Stored data:

──────

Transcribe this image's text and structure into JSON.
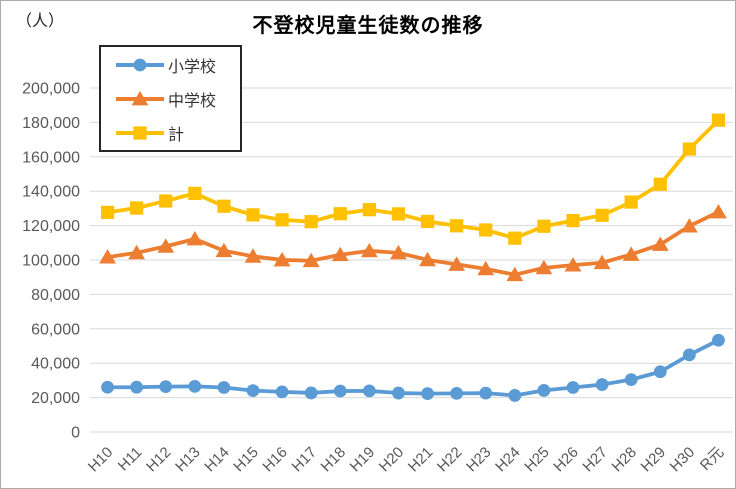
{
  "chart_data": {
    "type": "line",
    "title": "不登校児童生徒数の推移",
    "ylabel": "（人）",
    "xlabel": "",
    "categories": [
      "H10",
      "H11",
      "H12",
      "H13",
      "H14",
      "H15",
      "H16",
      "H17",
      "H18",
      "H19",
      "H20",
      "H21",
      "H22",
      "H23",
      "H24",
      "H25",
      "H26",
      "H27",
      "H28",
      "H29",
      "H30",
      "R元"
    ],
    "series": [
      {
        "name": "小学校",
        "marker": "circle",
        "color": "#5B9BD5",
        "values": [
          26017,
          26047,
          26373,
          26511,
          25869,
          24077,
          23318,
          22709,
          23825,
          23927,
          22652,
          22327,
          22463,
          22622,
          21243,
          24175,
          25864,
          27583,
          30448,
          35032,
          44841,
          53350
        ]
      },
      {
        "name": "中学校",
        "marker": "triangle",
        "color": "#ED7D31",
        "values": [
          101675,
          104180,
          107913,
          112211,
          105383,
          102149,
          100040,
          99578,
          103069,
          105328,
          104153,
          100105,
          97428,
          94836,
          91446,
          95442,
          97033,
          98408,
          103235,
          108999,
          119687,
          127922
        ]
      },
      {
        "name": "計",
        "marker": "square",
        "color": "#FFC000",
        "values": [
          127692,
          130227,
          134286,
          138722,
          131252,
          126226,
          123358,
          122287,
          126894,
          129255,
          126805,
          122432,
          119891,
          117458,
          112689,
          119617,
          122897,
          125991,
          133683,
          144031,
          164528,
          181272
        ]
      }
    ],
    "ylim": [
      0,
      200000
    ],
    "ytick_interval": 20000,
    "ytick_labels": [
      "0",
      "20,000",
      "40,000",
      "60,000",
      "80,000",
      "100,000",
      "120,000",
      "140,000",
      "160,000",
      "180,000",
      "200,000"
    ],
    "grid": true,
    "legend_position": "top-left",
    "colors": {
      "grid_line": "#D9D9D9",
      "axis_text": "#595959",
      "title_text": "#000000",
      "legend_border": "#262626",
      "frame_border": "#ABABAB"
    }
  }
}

──────

Set exercise: Search the data for the string "marker" and copy each line where it appears.

Solved exercise:
        "marker": "circle",
        "marker": "triangle",
        "marker": "square",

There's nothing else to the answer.